● **Exercise description**
All lines in which the word "deinceps" occurs are to be extracted.
-- Start Input for this task --
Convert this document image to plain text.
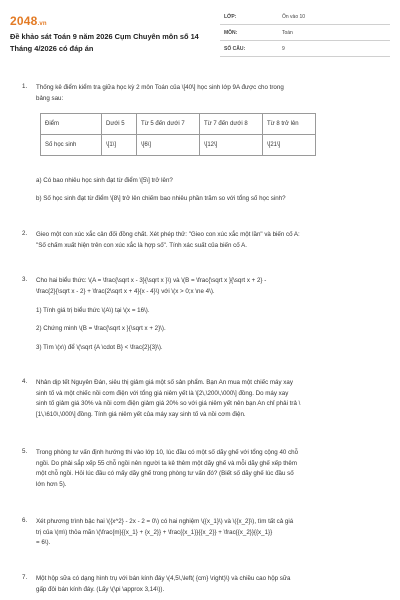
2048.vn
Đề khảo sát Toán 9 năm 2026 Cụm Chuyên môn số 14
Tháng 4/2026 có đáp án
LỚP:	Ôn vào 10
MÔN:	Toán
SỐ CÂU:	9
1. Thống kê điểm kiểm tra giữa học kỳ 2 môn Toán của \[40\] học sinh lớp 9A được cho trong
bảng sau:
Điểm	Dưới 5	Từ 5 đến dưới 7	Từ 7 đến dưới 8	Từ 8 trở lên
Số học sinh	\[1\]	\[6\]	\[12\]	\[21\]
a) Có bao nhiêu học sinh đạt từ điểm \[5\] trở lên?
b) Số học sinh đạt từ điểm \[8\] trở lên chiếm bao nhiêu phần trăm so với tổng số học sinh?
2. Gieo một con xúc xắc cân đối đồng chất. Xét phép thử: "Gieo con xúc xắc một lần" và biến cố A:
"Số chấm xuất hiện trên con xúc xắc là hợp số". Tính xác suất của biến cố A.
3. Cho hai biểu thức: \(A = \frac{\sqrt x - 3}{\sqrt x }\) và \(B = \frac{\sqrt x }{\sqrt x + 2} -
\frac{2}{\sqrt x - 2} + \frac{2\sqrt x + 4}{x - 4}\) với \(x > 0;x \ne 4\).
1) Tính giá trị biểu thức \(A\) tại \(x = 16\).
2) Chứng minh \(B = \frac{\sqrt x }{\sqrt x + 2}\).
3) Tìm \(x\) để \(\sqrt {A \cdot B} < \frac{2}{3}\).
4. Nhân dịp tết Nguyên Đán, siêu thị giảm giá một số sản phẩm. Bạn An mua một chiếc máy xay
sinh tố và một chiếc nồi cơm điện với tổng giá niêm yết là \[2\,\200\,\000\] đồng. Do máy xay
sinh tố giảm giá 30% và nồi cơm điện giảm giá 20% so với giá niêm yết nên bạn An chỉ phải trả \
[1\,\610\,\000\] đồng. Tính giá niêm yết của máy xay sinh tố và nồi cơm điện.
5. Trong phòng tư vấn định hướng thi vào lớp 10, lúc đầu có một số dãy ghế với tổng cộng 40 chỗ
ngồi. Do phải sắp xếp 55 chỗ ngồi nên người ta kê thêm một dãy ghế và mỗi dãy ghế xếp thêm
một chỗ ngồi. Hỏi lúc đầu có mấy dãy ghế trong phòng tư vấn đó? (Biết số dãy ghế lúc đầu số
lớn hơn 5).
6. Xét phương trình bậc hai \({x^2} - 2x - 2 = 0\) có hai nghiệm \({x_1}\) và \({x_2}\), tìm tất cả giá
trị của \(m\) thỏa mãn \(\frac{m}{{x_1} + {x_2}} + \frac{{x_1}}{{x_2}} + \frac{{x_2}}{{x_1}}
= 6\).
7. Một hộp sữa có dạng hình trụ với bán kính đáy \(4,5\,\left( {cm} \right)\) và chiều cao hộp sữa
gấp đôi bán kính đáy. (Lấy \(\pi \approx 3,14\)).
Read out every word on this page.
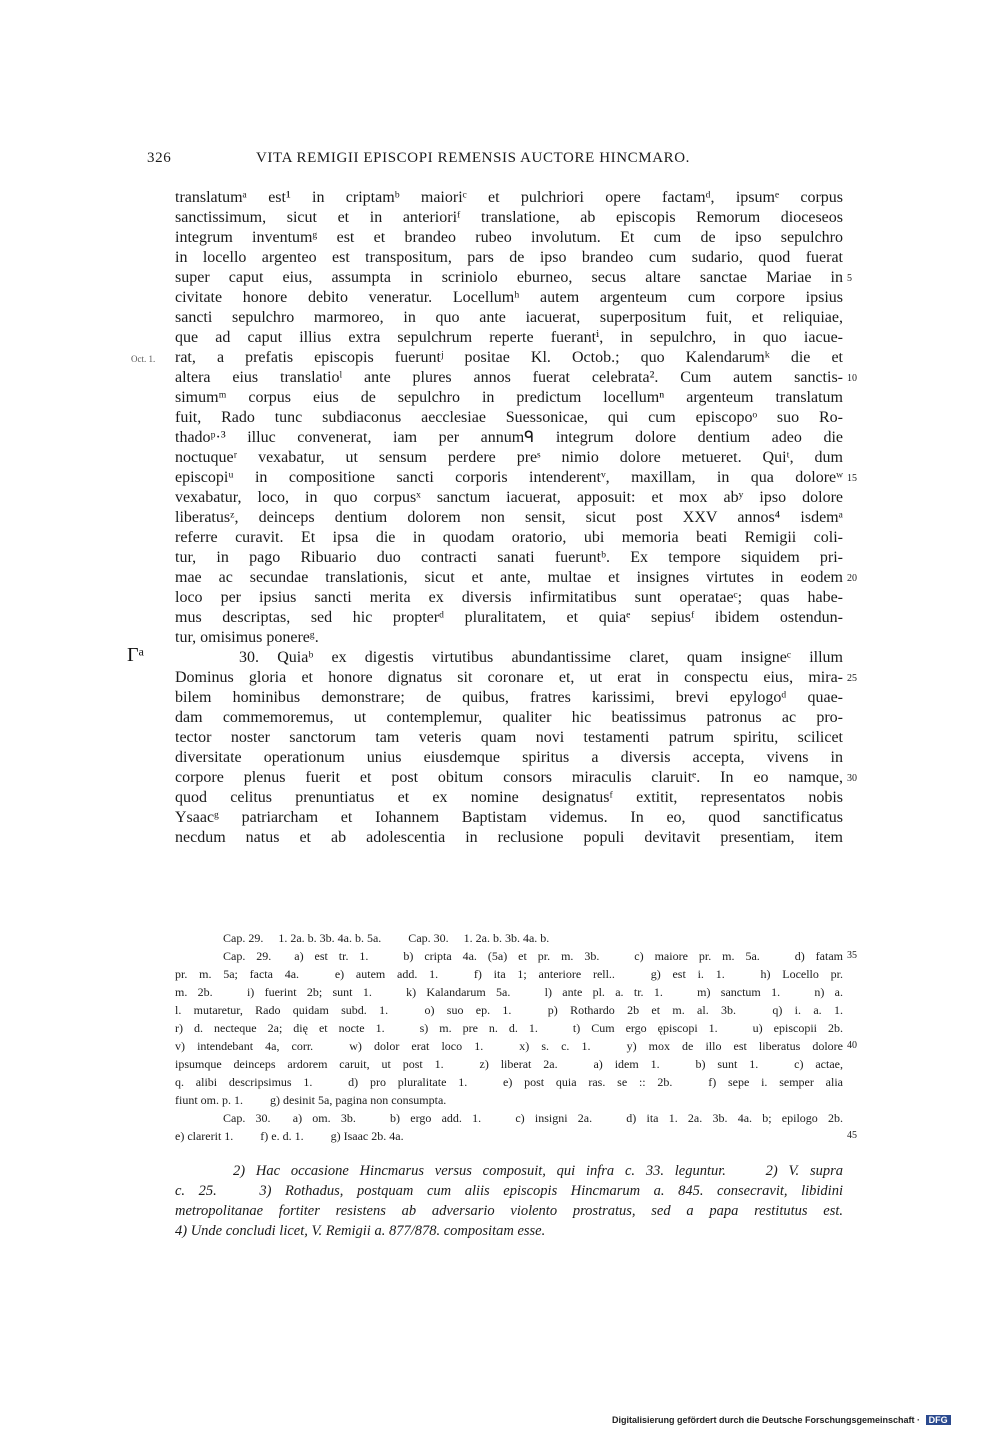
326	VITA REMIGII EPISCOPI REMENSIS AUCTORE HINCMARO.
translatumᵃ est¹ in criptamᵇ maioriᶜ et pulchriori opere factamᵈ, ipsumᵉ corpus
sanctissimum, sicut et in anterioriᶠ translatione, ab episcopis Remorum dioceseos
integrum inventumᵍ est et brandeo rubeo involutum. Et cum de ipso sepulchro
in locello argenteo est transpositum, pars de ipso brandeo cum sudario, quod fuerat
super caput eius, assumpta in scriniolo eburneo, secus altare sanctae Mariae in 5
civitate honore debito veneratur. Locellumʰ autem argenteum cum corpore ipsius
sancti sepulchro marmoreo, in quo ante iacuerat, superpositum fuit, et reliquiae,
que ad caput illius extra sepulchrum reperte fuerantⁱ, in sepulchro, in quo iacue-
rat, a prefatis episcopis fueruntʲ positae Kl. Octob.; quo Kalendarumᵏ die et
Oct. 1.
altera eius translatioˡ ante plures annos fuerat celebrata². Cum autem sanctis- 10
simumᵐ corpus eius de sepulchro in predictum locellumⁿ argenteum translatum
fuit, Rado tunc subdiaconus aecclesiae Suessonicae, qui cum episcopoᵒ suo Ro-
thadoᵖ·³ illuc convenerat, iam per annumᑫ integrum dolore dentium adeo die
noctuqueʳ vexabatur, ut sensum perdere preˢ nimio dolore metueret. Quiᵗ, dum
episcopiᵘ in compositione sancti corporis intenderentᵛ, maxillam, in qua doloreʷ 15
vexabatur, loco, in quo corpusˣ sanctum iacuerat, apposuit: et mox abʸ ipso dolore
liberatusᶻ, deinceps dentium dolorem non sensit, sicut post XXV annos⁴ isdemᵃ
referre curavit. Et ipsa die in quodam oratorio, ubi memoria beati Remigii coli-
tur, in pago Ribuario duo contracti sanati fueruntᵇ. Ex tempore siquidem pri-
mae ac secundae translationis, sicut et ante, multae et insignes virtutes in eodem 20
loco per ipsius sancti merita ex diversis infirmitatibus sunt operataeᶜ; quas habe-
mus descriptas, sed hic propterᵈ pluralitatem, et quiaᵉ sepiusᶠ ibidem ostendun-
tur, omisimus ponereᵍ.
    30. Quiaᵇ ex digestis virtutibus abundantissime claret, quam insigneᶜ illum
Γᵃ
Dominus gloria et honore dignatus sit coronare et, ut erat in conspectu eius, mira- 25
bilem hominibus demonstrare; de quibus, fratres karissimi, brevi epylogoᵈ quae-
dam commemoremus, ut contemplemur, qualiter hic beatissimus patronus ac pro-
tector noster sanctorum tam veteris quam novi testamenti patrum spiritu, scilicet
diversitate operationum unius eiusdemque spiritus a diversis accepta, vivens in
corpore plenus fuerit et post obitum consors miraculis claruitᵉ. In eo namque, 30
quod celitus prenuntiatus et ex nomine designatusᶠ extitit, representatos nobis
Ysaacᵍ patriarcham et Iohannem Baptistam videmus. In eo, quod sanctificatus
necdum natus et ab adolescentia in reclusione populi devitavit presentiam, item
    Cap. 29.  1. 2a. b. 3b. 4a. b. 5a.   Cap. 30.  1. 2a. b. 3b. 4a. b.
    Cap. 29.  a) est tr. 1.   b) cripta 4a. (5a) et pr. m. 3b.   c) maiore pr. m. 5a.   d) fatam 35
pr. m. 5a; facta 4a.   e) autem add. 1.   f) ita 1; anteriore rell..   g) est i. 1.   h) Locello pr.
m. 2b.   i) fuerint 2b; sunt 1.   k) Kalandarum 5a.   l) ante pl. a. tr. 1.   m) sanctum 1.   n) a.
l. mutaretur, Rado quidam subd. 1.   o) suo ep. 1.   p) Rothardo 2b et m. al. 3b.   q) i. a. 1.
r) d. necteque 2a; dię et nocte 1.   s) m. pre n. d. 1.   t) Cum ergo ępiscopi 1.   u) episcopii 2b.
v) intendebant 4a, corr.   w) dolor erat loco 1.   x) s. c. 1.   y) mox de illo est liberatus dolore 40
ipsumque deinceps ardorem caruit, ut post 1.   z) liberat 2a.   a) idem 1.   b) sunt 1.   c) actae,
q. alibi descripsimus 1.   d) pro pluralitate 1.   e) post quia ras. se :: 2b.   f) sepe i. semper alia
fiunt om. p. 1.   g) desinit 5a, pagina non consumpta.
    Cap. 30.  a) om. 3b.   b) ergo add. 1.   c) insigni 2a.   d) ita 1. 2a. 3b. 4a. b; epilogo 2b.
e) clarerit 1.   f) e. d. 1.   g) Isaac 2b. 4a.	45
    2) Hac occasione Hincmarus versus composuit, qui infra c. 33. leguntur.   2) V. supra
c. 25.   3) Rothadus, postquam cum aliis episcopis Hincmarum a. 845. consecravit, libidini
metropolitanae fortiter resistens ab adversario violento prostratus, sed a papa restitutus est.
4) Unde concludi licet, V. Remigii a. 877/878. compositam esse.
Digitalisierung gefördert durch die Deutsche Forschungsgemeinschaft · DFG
-- End Input for this task --
● **Reply to the task**
liberatusᶻ, deinceps dentium dolorem non sensit, sicut post XXV annos⁴ isdemᵃ
ipsumque deinceps ardorem caruit, ut post 1.   z) liberat 2a.   a) idem 1.   b) sunt 1.   c) actae,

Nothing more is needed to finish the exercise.